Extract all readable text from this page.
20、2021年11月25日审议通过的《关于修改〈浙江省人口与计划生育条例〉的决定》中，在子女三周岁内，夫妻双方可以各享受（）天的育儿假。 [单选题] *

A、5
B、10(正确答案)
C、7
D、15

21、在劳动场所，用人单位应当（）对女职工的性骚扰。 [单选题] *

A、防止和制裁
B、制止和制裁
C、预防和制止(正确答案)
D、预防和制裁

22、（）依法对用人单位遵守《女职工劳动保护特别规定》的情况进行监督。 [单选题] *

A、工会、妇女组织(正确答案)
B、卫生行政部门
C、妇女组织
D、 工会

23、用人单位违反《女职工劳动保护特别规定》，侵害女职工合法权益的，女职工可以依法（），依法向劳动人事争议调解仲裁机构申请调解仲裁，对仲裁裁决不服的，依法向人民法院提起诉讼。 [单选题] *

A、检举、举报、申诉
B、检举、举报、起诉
* * * * *
**Task to complete:** Copy, from the material, each line that holds the string "女职工劳动保护特别规定".

**Full response:**
22、（）依法对用人单位遵守《女职工劳动保护特别规定》的情况进行监督。 [单选题] *
23、用人单位违反《女职工劳动保护特别规定》，侵害女职工合法权益的，女职工可以依法（），依法向劳动人事争议调解仲裁机构申请调解仲裁，对仲裁裁决不服的，依法向人民法院提起诉讼。 [单选题] *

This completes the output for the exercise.